## [TASK GOAL]
Identify all lines in the listing that include the word "color", and copy them out.

## [INPUT MATERIAL]
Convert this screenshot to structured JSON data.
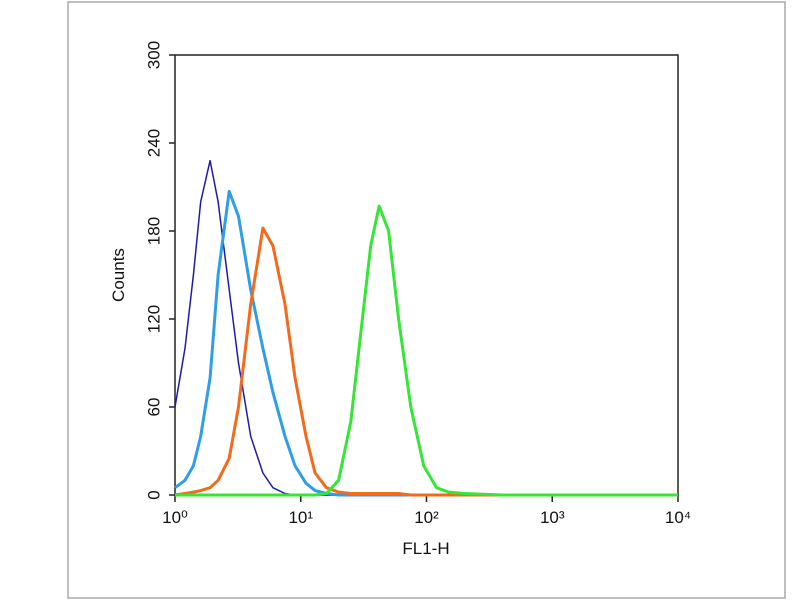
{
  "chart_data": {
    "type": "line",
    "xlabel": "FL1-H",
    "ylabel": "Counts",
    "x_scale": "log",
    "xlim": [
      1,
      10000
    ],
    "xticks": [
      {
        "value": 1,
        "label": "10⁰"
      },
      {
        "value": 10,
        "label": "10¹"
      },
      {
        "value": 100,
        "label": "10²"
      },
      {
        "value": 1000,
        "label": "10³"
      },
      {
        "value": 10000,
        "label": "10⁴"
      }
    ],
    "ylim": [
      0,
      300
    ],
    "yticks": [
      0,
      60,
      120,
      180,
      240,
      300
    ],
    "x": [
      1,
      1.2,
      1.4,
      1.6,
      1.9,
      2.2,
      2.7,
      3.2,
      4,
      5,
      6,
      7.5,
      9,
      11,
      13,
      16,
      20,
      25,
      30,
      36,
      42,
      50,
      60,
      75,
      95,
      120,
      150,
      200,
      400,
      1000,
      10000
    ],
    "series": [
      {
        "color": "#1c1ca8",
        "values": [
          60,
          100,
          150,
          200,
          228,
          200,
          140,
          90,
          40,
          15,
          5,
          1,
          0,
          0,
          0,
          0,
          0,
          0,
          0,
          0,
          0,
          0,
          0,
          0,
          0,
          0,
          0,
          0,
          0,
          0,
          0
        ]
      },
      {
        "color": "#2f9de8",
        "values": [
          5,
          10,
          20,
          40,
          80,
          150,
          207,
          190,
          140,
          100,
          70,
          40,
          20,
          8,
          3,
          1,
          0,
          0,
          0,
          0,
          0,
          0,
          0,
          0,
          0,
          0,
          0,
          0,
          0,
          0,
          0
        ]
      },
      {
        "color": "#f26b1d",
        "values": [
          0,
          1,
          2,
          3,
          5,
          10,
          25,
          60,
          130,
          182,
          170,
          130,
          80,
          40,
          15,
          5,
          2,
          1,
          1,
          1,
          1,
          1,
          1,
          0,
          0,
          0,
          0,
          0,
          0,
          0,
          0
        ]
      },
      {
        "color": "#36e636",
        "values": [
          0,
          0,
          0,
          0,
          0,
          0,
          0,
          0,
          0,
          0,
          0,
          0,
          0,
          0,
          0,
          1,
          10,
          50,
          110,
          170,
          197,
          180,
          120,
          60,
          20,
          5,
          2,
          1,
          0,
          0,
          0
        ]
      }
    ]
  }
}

## [EXERCISE RESPONSE]
        "color": "#1c1ca8",
        "color": "#2f9de8",
        "color": "#f26b1d",
        "color": "#36e636",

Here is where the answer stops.